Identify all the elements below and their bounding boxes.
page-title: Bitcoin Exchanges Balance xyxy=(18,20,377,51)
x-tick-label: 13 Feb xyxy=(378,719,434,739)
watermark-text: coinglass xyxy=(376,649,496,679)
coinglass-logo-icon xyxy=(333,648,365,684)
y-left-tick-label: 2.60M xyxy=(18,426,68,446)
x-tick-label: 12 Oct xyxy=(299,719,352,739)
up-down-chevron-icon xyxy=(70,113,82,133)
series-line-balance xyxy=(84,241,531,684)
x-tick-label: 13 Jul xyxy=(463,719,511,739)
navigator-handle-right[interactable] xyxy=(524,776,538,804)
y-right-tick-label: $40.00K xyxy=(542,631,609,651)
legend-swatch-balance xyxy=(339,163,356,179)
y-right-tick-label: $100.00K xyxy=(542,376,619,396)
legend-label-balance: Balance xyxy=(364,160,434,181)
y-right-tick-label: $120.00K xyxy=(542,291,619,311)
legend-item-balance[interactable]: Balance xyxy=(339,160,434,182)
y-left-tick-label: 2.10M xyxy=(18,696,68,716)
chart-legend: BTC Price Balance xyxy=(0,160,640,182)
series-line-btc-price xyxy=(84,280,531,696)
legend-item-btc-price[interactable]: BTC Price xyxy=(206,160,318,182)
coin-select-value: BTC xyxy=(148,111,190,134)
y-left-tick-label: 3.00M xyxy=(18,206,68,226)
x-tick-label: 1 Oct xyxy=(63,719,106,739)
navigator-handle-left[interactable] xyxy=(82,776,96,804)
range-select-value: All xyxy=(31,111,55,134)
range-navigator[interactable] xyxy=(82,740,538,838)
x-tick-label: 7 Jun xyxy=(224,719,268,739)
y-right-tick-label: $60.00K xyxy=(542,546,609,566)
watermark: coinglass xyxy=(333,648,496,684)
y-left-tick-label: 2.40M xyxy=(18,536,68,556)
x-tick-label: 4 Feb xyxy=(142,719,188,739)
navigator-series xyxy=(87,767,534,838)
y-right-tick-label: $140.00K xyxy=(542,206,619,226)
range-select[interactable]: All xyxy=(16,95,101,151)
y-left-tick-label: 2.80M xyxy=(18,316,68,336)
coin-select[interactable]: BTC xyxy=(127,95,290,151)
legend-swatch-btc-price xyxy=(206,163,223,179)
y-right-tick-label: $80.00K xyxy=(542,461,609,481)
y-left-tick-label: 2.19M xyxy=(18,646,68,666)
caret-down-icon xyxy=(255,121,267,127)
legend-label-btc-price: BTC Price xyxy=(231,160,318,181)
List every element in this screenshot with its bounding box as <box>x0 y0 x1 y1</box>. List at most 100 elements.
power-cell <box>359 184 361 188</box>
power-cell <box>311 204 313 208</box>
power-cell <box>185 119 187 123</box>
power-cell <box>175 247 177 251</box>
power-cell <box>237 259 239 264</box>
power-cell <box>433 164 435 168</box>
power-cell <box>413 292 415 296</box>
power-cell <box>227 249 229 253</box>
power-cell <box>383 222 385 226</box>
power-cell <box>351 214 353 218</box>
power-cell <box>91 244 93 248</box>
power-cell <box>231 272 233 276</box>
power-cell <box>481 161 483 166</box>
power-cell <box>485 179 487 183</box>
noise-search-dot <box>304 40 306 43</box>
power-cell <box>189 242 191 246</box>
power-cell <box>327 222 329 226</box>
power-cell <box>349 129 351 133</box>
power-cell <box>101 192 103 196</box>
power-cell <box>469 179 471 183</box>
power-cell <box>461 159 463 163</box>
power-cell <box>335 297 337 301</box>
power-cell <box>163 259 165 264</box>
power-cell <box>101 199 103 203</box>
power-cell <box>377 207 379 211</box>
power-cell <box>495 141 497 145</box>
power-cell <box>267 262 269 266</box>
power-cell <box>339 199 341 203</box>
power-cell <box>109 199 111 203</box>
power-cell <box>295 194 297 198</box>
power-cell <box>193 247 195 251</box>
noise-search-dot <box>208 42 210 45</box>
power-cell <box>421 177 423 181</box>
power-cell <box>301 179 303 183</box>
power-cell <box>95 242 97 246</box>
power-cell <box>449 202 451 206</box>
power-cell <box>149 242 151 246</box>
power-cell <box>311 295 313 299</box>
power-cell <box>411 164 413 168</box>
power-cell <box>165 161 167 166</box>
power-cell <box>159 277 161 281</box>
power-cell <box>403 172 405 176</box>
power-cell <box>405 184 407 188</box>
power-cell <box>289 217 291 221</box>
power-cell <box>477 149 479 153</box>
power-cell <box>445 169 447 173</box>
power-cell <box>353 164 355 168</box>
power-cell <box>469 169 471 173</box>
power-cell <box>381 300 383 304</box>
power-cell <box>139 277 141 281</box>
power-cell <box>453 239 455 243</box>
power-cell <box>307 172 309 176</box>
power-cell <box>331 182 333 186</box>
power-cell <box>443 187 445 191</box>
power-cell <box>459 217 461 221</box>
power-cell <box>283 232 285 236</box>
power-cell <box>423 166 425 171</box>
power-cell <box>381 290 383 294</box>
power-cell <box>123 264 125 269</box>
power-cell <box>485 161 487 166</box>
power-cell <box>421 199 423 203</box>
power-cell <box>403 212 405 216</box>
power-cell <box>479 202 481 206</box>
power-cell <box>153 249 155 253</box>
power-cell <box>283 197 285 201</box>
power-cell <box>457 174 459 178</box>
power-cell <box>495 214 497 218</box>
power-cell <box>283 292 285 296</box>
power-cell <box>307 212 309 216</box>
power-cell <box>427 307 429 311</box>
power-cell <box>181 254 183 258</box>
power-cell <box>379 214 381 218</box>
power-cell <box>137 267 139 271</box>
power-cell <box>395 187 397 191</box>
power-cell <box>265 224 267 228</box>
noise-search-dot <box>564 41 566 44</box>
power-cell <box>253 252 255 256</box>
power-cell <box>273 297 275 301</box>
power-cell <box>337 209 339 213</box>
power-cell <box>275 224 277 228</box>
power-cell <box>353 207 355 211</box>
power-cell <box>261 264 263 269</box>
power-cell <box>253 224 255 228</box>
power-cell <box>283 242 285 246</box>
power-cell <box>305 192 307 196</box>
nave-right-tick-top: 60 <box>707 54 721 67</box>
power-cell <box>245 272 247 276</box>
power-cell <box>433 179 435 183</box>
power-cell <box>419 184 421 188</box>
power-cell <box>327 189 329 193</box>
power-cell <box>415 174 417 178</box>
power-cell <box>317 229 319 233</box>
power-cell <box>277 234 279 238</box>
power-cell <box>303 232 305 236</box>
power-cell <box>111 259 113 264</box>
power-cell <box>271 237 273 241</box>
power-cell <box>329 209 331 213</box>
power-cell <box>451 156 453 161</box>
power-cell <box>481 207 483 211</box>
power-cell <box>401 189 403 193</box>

^^^^^^^^

| TASK DESCRIPTION |
Transcribe the lines exactly, starting with the first line of the records and stopping after the line that contains "legend-label-balance: Balance xyxy=(364,160,434,181)".

| EXERCISE OUTPUT |
Identify all the elements below and their bounding boxes.
page-title: Bitcoin Exchanges Balance xyxy=(18,20,377,51)
x-tick-label: 13 Feb xyxy=(378,719,434,739)
watermark-text: coinglass xyxy=(376,649,496,679)
coinglass-logo-icon xyxy=(333,648,365,684)
y-left-tick-label: 2.60M xyxy=(18,426,68,446)
x-tick-label: 12 Oct xyxy=(299,719,352,739)
up-down-chevron-icon xyxy=(70,113,82,133)
series-line-balance xyxy=(84,241,531,684)
x-tick-label: 13 Jul xyxy=(463,719,511,739)
navigator-handle-right[interactable] xyxy=(524,776,538,804)
y-right-tick-label: $40.00K xyxy=(542,631,609,651)
legend-swatch-balance xyxy=(339,163,356,179)
y-right-tick-label: $100.00K xyxy=(542,376,619,396)
legend-label-balance: Balance xyxy=(364,160,434,181)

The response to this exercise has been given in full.